━━━ Material for this task

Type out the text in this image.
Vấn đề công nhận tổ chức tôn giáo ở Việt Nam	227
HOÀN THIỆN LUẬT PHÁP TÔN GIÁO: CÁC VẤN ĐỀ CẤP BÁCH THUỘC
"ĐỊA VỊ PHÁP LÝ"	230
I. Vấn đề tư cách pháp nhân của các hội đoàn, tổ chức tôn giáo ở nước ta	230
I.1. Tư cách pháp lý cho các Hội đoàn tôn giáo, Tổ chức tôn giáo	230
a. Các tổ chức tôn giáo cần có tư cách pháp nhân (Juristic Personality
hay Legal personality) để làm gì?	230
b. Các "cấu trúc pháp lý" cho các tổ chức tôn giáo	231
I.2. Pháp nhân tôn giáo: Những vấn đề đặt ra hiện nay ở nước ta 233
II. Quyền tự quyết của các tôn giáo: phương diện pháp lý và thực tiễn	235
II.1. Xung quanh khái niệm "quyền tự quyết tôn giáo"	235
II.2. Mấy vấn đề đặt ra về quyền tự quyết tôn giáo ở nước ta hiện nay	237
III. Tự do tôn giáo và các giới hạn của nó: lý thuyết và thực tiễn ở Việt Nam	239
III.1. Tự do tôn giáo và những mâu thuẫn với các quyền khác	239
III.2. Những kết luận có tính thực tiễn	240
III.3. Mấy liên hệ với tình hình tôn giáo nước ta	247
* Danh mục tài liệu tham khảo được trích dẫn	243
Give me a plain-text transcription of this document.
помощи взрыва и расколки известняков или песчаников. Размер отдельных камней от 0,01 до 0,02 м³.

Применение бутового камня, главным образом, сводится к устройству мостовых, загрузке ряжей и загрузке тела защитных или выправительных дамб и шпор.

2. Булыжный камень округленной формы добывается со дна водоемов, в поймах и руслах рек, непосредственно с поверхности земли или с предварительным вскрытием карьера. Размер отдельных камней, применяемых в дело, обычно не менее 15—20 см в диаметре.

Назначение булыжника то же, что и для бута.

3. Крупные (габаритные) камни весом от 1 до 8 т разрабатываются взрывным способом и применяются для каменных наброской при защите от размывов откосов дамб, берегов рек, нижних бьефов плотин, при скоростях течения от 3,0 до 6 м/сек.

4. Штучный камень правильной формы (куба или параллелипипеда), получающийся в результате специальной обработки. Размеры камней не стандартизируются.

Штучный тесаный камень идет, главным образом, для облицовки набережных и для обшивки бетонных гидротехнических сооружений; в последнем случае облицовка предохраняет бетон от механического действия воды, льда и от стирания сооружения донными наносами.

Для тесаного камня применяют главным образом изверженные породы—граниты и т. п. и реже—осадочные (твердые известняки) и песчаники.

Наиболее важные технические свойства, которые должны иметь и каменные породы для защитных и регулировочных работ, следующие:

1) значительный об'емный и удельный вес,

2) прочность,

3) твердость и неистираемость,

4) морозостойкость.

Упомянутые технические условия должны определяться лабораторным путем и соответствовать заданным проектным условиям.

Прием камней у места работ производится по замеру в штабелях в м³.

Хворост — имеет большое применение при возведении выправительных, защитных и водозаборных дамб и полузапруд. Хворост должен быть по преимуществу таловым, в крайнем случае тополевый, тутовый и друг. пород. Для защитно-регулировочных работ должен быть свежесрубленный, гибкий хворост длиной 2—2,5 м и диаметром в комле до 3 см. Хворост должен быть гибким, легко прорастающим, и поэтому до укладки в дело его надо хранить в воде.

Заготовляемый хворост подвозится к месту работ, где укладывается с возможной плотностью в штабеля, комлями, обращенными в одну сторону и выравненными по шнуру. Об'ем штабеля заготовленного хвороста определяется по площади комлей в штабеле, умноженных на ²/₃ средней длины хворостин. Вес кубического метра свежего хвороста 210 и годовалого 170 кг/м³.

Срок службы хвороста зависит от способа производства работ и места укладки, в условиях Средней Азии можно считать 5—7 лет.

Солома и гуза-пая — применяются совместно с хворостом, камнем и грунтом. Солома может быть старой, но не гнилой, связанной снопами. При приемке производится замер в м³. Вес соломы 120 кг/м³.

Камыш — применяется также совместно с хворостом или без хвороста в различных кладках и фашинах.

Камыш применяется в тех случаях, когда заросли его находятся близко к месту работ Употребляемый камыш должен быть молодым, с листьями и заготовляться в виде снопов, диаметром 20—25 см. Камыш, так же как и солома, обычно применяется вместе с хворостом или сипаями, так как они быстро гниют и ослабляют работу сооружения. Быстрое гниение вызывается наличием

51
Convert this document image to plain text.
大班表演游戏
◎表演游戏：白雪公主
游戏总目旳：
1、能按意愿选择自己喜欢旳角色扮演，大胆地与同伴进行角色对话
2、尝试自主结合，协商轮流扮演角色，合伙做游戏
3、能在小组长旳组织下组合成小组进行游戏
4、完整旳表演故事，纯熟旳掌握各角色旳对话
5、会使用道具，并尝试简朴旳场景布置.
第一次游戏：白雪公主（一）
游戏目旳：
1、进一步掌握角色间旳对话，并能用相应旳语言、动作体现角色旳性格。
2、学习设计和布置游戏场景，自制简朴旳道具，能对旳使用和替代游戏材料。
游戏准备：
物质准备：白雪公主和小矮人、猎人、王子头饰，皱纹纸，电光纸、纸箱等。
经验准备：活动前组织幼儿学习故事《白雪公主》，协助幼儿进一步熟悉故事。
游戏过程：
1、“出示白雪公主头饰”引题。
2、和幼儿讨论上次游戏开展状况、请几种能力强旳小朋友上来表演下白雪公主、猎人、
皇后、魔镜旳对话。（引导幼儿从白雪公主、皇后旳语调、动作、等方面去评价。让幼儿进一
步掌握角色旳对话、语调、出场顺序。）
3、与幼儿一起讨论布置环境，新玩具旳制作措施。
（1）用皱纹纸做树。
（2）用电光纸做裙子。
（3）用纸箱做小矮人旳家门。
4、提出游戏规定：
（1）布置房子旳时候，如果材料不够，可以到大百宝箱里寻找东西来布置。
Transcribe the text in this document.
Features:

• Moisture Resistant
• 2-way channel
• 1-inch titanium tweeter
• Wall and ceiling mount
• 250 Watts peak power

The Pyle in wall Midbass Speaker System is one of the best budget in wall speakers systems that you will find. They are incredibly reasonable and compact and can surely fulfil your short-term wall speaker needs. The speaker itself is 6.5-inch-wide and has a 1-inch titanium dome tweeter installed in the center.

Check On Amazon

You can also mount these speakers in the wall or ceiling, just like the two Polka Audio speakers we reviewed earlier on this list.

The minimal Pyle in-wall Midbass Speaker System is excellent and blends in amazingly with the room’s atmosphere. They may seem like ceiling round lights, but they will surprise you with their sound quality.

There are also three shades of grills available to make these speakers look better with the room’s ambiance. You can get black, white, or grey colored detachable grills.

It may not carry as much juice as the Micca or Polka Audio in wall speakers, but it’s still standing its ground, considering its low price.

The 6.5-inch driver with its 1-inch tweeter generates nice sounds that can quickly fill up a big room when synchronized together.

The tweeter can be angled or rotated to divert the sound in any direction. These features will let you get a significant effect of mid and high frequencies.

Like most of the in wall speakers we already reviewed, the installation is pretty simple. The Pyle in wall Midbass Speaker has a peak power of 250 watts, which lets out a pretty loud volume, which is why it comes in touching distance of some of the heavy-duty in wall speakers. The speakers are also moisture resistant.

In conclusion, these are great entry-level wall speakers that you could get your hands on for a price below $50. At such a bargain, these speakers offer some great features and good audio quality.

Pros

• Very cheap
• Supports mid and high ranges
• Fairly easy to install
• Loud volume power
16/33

━━━━━━

Direction
Nothing should be left out: repeat all of the data exactly.

Exercise result
Type out the text in this image.
Vấn đề công nhận tổ chức tôn giáo ở Việt Nam	227
HOÀN THIỆN LUẬT PHÁP TÔN GIÁO: CÁC VẤN ĐỀ CẤP BÁCH THUỘC
"ĐỊA VỊ PHÁP LÝ"	230
I. Vấn đề tư cách pháp nhân của các hội đoàn, tổ chức tôn giáo ở nước ta	230
I.1. Tư cách pháp lý cho các Hội đoàn tôn giáo, Tổ chức tôn giáo	230
a. Các tổ chức tôn giáo cần có tư cách pháp nhân (Juristic Personality
hay Legal personality) để làm gì?	230
b. Các "cấu trúc pháp lý" cho các tổ chức tôn giáo	231
I.2. Pháp nhân tôn giáo: Những vấn đề đặt ra hiện nay ở nước ta 233
II. Quyền tự quyết của các tôn giáo: phương diện pháp lý và thực tiễn	235
II.1. Xung quanh khái niệm "quyền tự quyết tôn giáo"	235
II.2. Mấy vấn đề đặt ra về quyền tự quyết tôn giáo ở nước ta hiện nay	237
III. Tự do tôn giáo và các giới hạn của nó: lý thuyết và thực tiễn ở Việt Nam	239
III.1. Tự do tôn giáo và những mâu thuẫn với các quyền khác	239
III.2. Những kết luận có tính thực tiễn	240
III.3. Mấy liên hệ với tình hình tôn giáo nước ta	247
* Danh mục tài liệu tham khảo được trích dẫn	243
Give me a plain-text transcription of this document.
помощи взрыва и расколки известняков или песчаников. Размер отдельных камней от 0,01 до 0,02 м³.

Применение бутового камня, главным образом, сводится к устройству мостовых, загрузке ряжей и загрузке тела защитных или выправительных дамб и шпор.

2. Булыжный камень округленной формы добывается со дна водоемов, в поймах и руслах рек, непосредственно с поверхности земли или с предварительным вскрытием карьера. Размер отдельных камней, применяемых в дело, обычно не менее 15—20 см в диаметре.

Назначение булыжника то же, что и для бута.

3. Крупные (габаритные) камни весом от 1 до 8 т разрабатываются взрывным способом и применяются для каменных наброской при защите от размывов откосов дамб, берегов рек, нижних бьефов плотин, при скоростях течения от 3,0 до 6 м/сек.

4. Штучный камень правильной формы (куба или параллелипипеда), получающийся в результате специальной обработки. Размеры камней не стандартизируются.

Штучный тесаный камень идет, главным образом, для облицовки набережных и для обшивки бетонных гидротехнических сооружений; в последнем случае облицовка предохраняет бетон от механического действия воды, льда и от стирания сооружения донными наносами.

Для тесаного камня применяют главным образом изверженные породы—граниты и т. п. и реже—осадочные (твердые известняки) и песчаники.

Наиболее важные технические свойства, которые должны иметь и каменные породы для защитных и регулировочных работ, следующие:

1) значительный об'емный и удельный вес,

2) прочность,

3) твердость и неистираемость,

4) морозостойкость.

Упомянутые технические условия должны определяться лабораторным путем и соответствовать заданным проектным условиям.

Прием камней у места работ производится по замеру в штабелях в м³.

Хворост — имеет большое применение при возведении выправительных, защитных и водозаборных дамб и полузапруд. Хворост должен быть по преимуществу таловым, в крайнем случае тополевый, тутовый и друг. пород. Для защитно-регулировочных работ должен быть свежесрубленный, гибкий хворост длиной 2—2,5 м и диаметром в комле до 3 см. Хворост должен быть гибким, легко прорастающим, и поэтому до укладки в дело его надо хранить в воде.

Заготовляемый хворост подвозится к месту работ, где укладывается с возможной плотностью в штабеля, комлями, обращенными в одну сторону и выравненными по шнуру. Об'ем штабеля заготовленного хвороста определяется по площади комлей в штабеле, умноженных на ²/₃ средней длины хворостин. Вес кубического метра свежего хвороста 210 и годовалого 170 кг/м³.

Срок службы хвороста зависит от способа производства работ и места укладки, в условиях Средней Азии можно считать 5—7 лет.

Солома и гуза-пая — применяются совместно с хворостом, камнем и грунтом. Солома может быть старой, но не гнилой, связанной снопами. При приемке производится замер в м³. Вес соломы 120 кг/м³.

Камыш — применяется также совместно с хворостом или без хвороста в различных кладках и фашинах.

Камыш применяется в тех случаях, когда заросли его находятся близко к месту работ Употребляемый камыш должен быть молодым, с листьями и заготовляться в виде снопов, диаметром 20—25 см. Камыш, так же как и солома, обычно применяется вместе с хворостом или сипаями, так как они быстро гниют и ослабляют работу сооружения. Быстрое гниение вызывается наличием

51
Convert this document image to plain text.
大班表演游戏
◎表演游戏：白雪公主
游戏总目旳：
1、能按意愿选择自己喜欢旳角色扮演，大胆地与同伴进行角色对话
2、尝试自主结合，协商轮流扮演角色，合伙做游戏
3、能在小组长旳组织下组合成小组进行游戏
4、完整旳表演故事，纯熟旳掌握各角色旳对话
5、会使用道具，并尝试简朴旳场景布置.
第一次游戏：白雪公主（一）
游戏目旳：
1、进一步掌握角色间旳对话，并能用相应旳语言、动作体现角色旳性格。
2、学习设计和布置游戏场景，自制简朴旳道具，能对旳使用和替代游戏材料。
游戏准备：
物质准备：白雪公主和小矮人、猎人、王子头饰，皱纹纸，电光纸、纸箱等。
经验准备：活动前组织幼儿学习故事《白雪公主》，协助幼儿进一步熟悉故事。
游戏过程：
1、“出示白雪公主头饰”引题。
2、和幼儿讨论上次游戏开展状况、请几种能力强旳小朋友上来表演下白雪公主、猎人、
皇后、魔镜旳对话。（引导幼儿从白雪公主、皇后旳语调、动作、等方面去评价。让幼儿进一
步掌握角色旳对话、语调、出场顺序。）
3、与幼儿一起讨论布置环境，新玩具旳制作措施。
（1）用皱纹纸做树。
（2）用电光纸做裙子。
（3）用纸箱做小矮人旳家门。
4、提出游戏规定：
（1）布置房子旳时候，如果材料不够，可以到大百宝箱里寻找东西来布置。
Transcribe the text in this document.
Features:

• Moisture Resistant
• 2-way channel
• 1-inch titanium tweeter
• Wall and ceiling mount
• 250 Watts peak power

The Pyle in wall Midbass Speaker System is one of the best budget in wall speakers systems that you will find. They are incredibly reasonable and compact and can surely fulfil your short-term wall speaker needs. The speaker itself is 6.5-inch-wide and has a 1-inch titanium dome tweeter installed in the center.

Check On Amazon

You can also mount these speakers in the wall or ceiling, just like the two Polka Audio speakers we reviewed earlier on this list.

The minimal Pyle in-wall Midbass Speaker System is excellent and blends in amazingly with the room’s atmosphere. They may seem like ceiling round lights, but they will surprise you with their sound quality.

There are also three shades of grills available to make these speakers look better with the room’s ambiance. You can get black, white, or grey colored detachable grills.

It may not carry as much juice as the Micca or Polka Audio in wall speakers, but it’s still standing its ground, considering its low price.

The 6.5-inch driver with its 1-inch tweeter generates nice sounds that can quickly fill up a big room when synchronized together.

The tweeter can be angled or rotated to divert the sound in any direction. These features will let you get a significant effect of mid and high frequencies.

Like most of the in wall speakers we already reviewed, the installation is pretty simple. The Pyle in wall Midbass Speaker has a peak power of 250 watts, which lets out a pretty loud volume, which is why it comes in touching distance of some of the heavy-duty in wall speakers. The speakers are also moisture resistant.

In conclusion, these are great entry-level wall speakers that you could get your hands on for a price below $50. At such a bargain, these speakers offer some great features and good audio quality.

Pros

• Very cheap
• Supports mid and high ranges
• Fairly easy to install
• Loud volume power
16/33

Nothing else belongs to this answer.